Stored data
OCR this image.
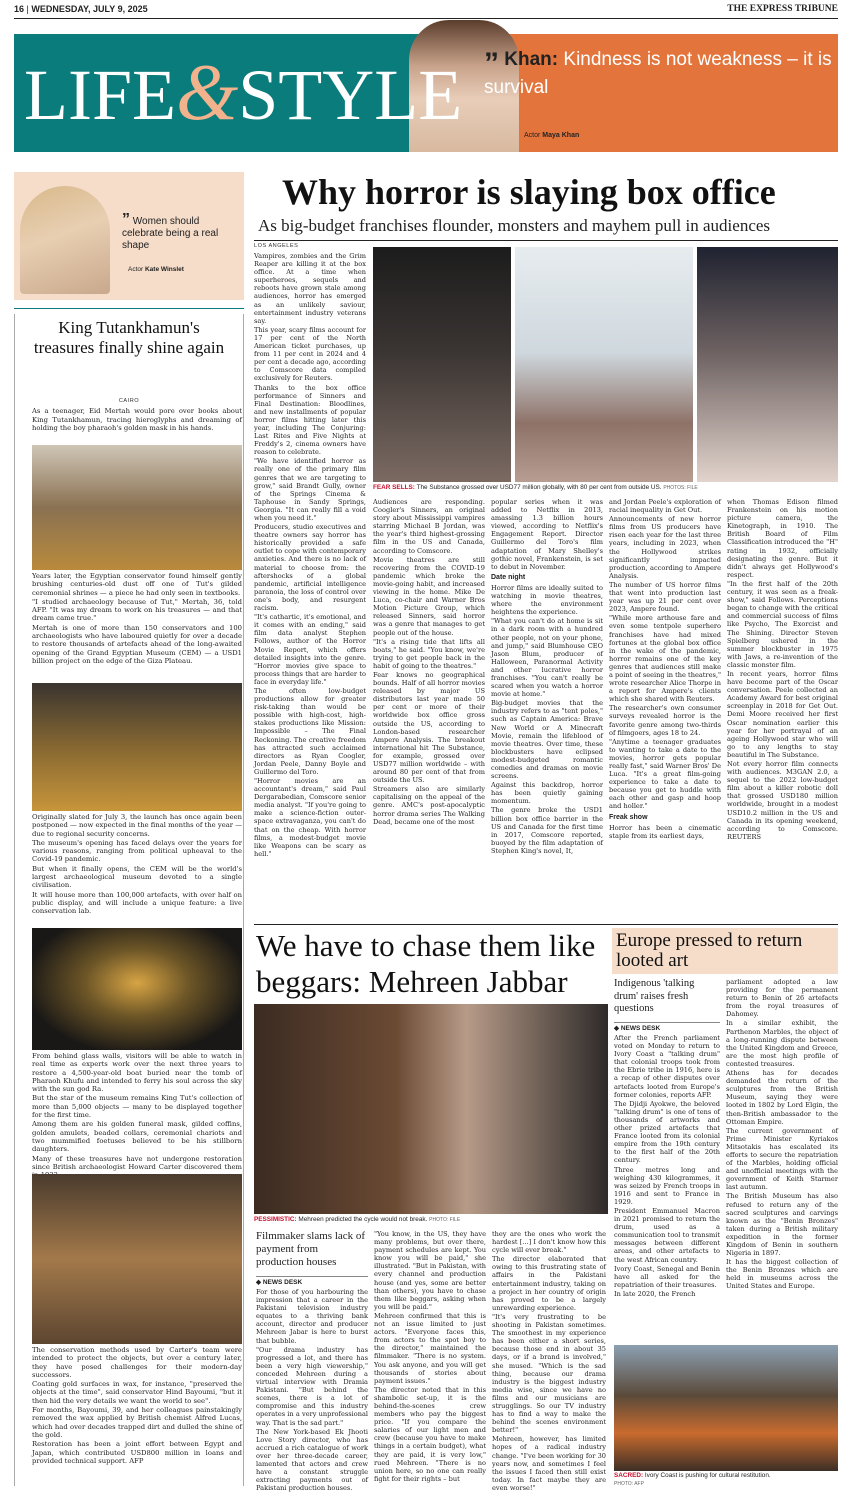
16 | WEDNESDAY, JULY 9, 2025	THE EXPRESS TRIBUNE
LIFE&STYLE ” Khan: Kindness is not weakness – it is survival
Actor Maya Khan
” Women should celebrate being a real shape
Actor Kate Winslet
Why horror is slaying box office
As big-budget franchises flounder, monsters and mayhem pull in audiences
FEAR SELLS: The Substance grossed over USD77 million globally, with 80 per cent from outside US. PHOTOS: FILE
LOS ANGELES

Vampires, zombies and the Grim Reaper are killing it at the box office. At a time when superheroes, sequels and reboots have grown stale among audiences, horror has emerged as an unlikely saviour, entertainment industry veterans say.

This year, scary films account for 17 per cent of the North American ticket purchases, up from 11 per cent in 2024 and 4 per cent a decade ago, according to Comscore data compiled exclusively for Reuters.

Thanks to the box office performance of Sinners and Final Destination: Bloodlines, and new installments of popular horror films hitting later this year, including The Conjuring: Last Rites and Five Nights at Freddy's 2, cinema owners have reason to celebrate.

"We have identified horror as really one of the primary film genres that we are targeting to grow," said Brandt Gully, owner of the Springs Cinema & Taphouse in Sandy Springs, Georgia. "It can really fill a void when you need it."

Producers, studio executives and theatre owners say horror has historically provided a safe outlet to cope with contemporary anxieties. And there is no lack of material to choose from: the aftershocks of a global pandemic, artificial intelligence paranoia, the loss of control over one's body, and resurgent racism.

"It's cathartic, it's emotional, and it comes with an ending," said film data analyst Stephen Follows, author of the Horror Movie Report, which offers detailed insights into the genre. "Horror movies give space to process things that are harder to face in everyday life."

The often low-budget productions allow for greater risk-taking than would be possible with high-cost, high-stakes productions like Mission: Impossible – The Final Reckoning. The creative freedom has attracted such acclaimed directors as Ryan Coogler, Jordan Peele, Danny Boyle and Guillermo del Toro.

"Horror movies are an accountant's dream," said Paul Dergarabedian, Comscore senior media analyst. "If you're going to make a science-fiction outer-space extravaganza, you can't do that on the cheap. With horror films, a modest-budget movie like Weapons can be scary as hell."

Audiences are responding. Coogler's Sinners, an original story about Mississippi vampires starring Michael B Jordan, was the year's third highest-grossing film in the US and Canada, according to Comscore.

Movie theatres are still recovering from the COVID-19 pandemic which broke the movie-going habit, and increased viewing in the home. Mike De Luca, co-chair and Warner Bros Motion Picture Group, which released Sinners, said horror was a genre that manages to get people out of the house.

"It's a rising tide that lifts all boats," he said. "You know, we're trying to get people back in the habit of going to the theatres."

Fear knows no geographical bounds. Half of all horror movies released by major US distributors last year made 50 per cent or more of their worldwide box office gross outside the US, according to London-based researcher Ampere Analysis. The breakout international hit The Substance, for example, grossed over USD77 million worldwide – with around 80 per cent of that from outside the US.

Streamers also are similarly capitalising on the appeal of the genre. AMC's post-apocalyptic horror drama series The Walking Dead, became one of the most

popular series when it was added to Netflix in 2013, amassing 1.3 billion hours viewed, according to Netflix's Engagement Report. Director Guillermo del Toro's film adaptation of Mary Shelley's gothic novel, Frankenstein, is set to debut in November.

Date night

Horror films are ideally suited to watching in movie theatres, where the environment heightens the experience.

"What you can't do at home is sit in a dark room with a hundred other people, not on your phone, and jump," said Blumhouse CEO Jason Blum, producer of Halloween, Paranormal Activity and other lucrative horror franchises. "You can't really be scared when you watch a horror movie at home."

Big-budget movies that the industry refers to as "tent poles," such as Captain America: Brave New World or A Minecraft Movie, remain the lifeblood of movie theatres. Over time, these blockbusters have eclipsed modest-budgeted romantic comedies and dramas on movie screens.

Against this backdrop, horror has been quietly gaining momentum.

The genre broke the USD1 billion box office barrier in the US and Canada for the first time in 2017, Comscore reported, buoyed by the film adaptation of Stephen King's novel, It,

and Jordan Peele's exploration of racial inequality in Get Out.

Announcements of new horror films from US producers have risen each year for the last three years, including in 2023, when the Hollywood strikes significantly impacted production, according to Ampere Analysis.

The number of US horror films that went into production last year was up 21 per cent over 2023, Ampere found.

"While more arthouse fare and even some tentpole superhero franchises have had mixed fortunes at the global box office in the wake of the pandemic, horror remains one of the key genres that audiences still make a point of seeing in the theatres," wrote researcher Alice Thorpe in a report for Ampere's clients which she shared with Reuters.

The researcher's own consumer surveys revealed horror is the favorite genre among two-thirds of filmgoers, ages 18 to 24.

"Anytime a teenager graduates to wanting to take a date to the movies, horror gets popular really fast," said Warner Bros' De Luca. "It's a great film-going experience to take a date to because you get to huddle with each other and gasp and hoop and holler."

Freak show

Horror has been a cinematic staple from its earliest days,

when Thomas Edison filmed Frankenstein on his motion picture camera, the Kinetograph, in 1910. The British Board of Film Classification introduced the "H" rating in 1932, officially designating the genre. But it didn't always get Hollywood's respect.

"In the first half of the 20th century, it was seen as a freak-show," said Follows. Perceptions began to change with the critical and commercial success of films like Psycho, The Exorcist and The Shining. Director Steven Spielberg ushered in the summer blockbuster in 1975 with Jaws, a re-invention of the classic monster film.

In recent years, horror films have become part of the Oscar conversation. Peele collected an Academy Award for best original screenplay in 2018 for Get Out. Demi Moore received her first Oscar nomination earlier this year for her portrayal of an ageing Hollywood star who will go to any lengths to stay beautiful in The Substance.

Not every horror film connects with audiences. M3GAN 2.0, a sequel to the 2022 low-budget film about a killer robotic doll that grossed USD180 million worldwide, brought in a modest USD10.2 million in the US and Canada in its opening weekend, according to Comscore. REUTERS

King Tutankhamun's treasures finally shine again
CAIRO
As a teenager, Eid Mertah would pore over books about King Tutankhamun, tracing hieroglyphs and dreaming of holding the boy pharaoh's golden mask in his hands.

Years later, the Egyptian conservator found himself gently brushing centuries-old dust off one of Tut's gilded ceremonial shrines — a piece he had only seen in textbooks.

"I studied archaeology because of Tut," Mertah, 36, told AFP. "It was my dream to work on his treasures — and that dream came true."

Mertah is one of more than 150 conservators and 100 archaeologists who have laboured quietly for over a decade to restore thousands of artefacts ahead of the long-awaited opening of the Grand Egyptian Museum (CEM) — a USD1 billion project on the edge of the Giza Plateau.

Originally slated for July 3, the launch has once again been postponed — now expected in the final months of the year — due to regional security concerns.

The museum's opening has faced delays over the years for various reasons, ranging from political upheaval to the Covid-19 pandemic.

But when it finally opens, the CEM will be the world's largest archaeological museum devoted to a single civilisation.

It will house more than 100,000 artefacts, with over half on public display, and will include a unique feature: a live conservation lab.

From behind glass walls, visitors will be able to watch in real time as experts work over the next three years to restore a 4,500-year-old boat buried near the tomb of Pharaoh Khufu and intended to ferry his soul across the sky with the sun god Ra.

But the star of the museum remains King Tut's collection of more than 5,000 objects — many to be displayed together for the first time.

Among them are his golden funeral mask, gilded coffins, golden amulets, beaded collars, ceremonial chariots and two mummified foetuses believed to be his stillborn daughters.

Many of these treasures have not undergone restoration since British archaeologist Howard Carter discovered them

The conservation methods used by Carter's team were intended to protect the objects, but over a century later, they have posed challenges for their modern-day successors.

Coating gold surfaces in wax, for instance, "preserved the objects at the time", said conservator Hind Bayoumi, "but it then hid the very details we want the world to see".

For months, Bayoumi, 39, and her colleagues painstakingly removed the wax applied by British chemist Alfred Lucas, which had over decades trapped dirt and dulled the shine of the gold.

Restoration has been a joint effort between Egypt and Japan, which contributed USD800 million in loans and provided technical support. AFP

We have to chase them like beggars: Mehreen Jabbar
PESSIMISTIC: Mehreen predicted the cycle would not break. PHOTO: FILE
Filmmaker slams lack of payment from production houses
◆ NEWS DESK

For those of you harbouring the impression that a career in the Pakistani television industry equates to a thriving bank account, director and producer Mehreen Jabar is here to burst that bubble.

"Our drama industry has progressed a lot, and there has been a very high viewership," conceded Mehreen during a virtual interview with Dramia Pakistani. "But behind the scenes, there is a lot of compromise and this industry operates in a very unprofessional way. That is the sad part."

The New York-based Ek Jhooti Love Story director, who has accrued a rich catalogue of work over her three-decade career, lamented that actors and crew have a constant struggle extracting payments out of Pakistani production houses.

"You know, in the US, they have many problems, but over there, payment schedules are kept. You know you will be paid," she illustrated. "But in Pakistan, with every channel and production house (and yes, some are better than others), you have to chase them like beggars, asking when you will be paid."

Mehreen confirmed that this is not an issue limited to just actors. "Everyone faces this, from actors to the spot boy to the director," maintained the filmmaker. "There is no system. You ask anyone, and you will get thousands of stories about payment issues."

The director noted that in this shambolic set-up, it is the behind-the-scenes crew members who pay the biggest price. "If you compare the salaries of our light men and crew (because you have to make things in a certain budget), what they are paid, it is very low," rued Mehreen. "There is no union here, so no one can really fight for their rights – but

they are the ones who work the hardest [...] I don't know how this cycle will ever break."

The director elaborated that owing to this frustrating state of affairs in the Pakistani entertainment industry, taking on a project in her country of origin has proved to be a largely unrewarding experience.

"It's very frustrating to be shooting in Pakistan sometimes. The smoothest in my experience has been either a short series, because those end in about 35 days, or if a brand is involved," she mused. "Which is the sad thing, because our drama industry is the biggest industry media wise, since we have no films and our musicians are strugglings. So our TV industry has to find a way to make the behind the scenes environment better!"

Mehreen, however, has limited hopes of a radical industry change. "I've been working for 30 years now, and sometimes I feel the issues I faced then still exist today. In fact maybe they are even worse!"

Europe pressed to return looted art
Indigenous 'talking drum' raises fresh questions
◆ NEWS DESK

After the French parliament voted on Monday to return to Ivory Coast a "talking drum" that colonial troops took from the Ebrie tribe in 1916, here is a recap of other disputes over artefacts looted from Europe's former colonies, reports AFP.

The Djidji Ayokwe, the beloved "talking drum" is one of tens of thousands of artworks and other prized artefacts that France looted from its colonial empire from the 19th century to the first half of the 20th century.

Three metres long and weighing 430 kilogrammes, it was seized by French troops in 1916 and sent to France in 1929.

President Emmanuel Macron in 2021 promised to return the drum, used as a communication tool to transmit messages between different areas, and other artefacts to the west African country.

Ivory Coast, Senegal and Benin have all asked for the repatriation of their treasures.

In late 2020, the French

parliament adopted a law providing for the permanent return to Benin of 26 artefacts from the royal treasures of Dahomey.

In a similar exhibit, the Parthenon Marbles, the object of a long-running dispute between the United Kingdom and Greece, are the most high profile of contested treasures.

Athens has for decades demanded the return of the sculptures from the British Museum, saying they were looted in 1802 by Lord Elgin, the then-British ambassador to the Ottoman Empire.

The current government of Prime Minister Kyriakos Mitsotakis has escalated its efforts to secure the repatriation of the Marbles, holding official and unofficial meetings with the government of Keith Starmer last autumn.

The British Museum has also refused to return any of the sacred sculptures and carvings known as the "Benin Bronzes" taken during a British military expedition in the former Kingdom of Benin in southern Nigeria in 1897.

It has the biggest collection of the Benin Bronzes which are held in museums across the United States and Europe.

SACRED: Ivory Coast is pushing for cultural restitution.
PHOTO: AFP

### Stated task
Where a line above includes "Egyptian", copy that line.

### Task output
Years later, the Egyptian conservator found himself gently brushing centuries-old dust off one of Tut's gilded ceremonial shrines — a piece he had only seen in textbooks.
Mertah is one of more than 150 conservators and 100 archaeologists who have laboured quietly for over a decade to restore thousands of artefacts ahead of the long-awaited opening of the Grand Egyptian Museum (CEM) — a USD1 billion project on the edge of the Giza Plateau.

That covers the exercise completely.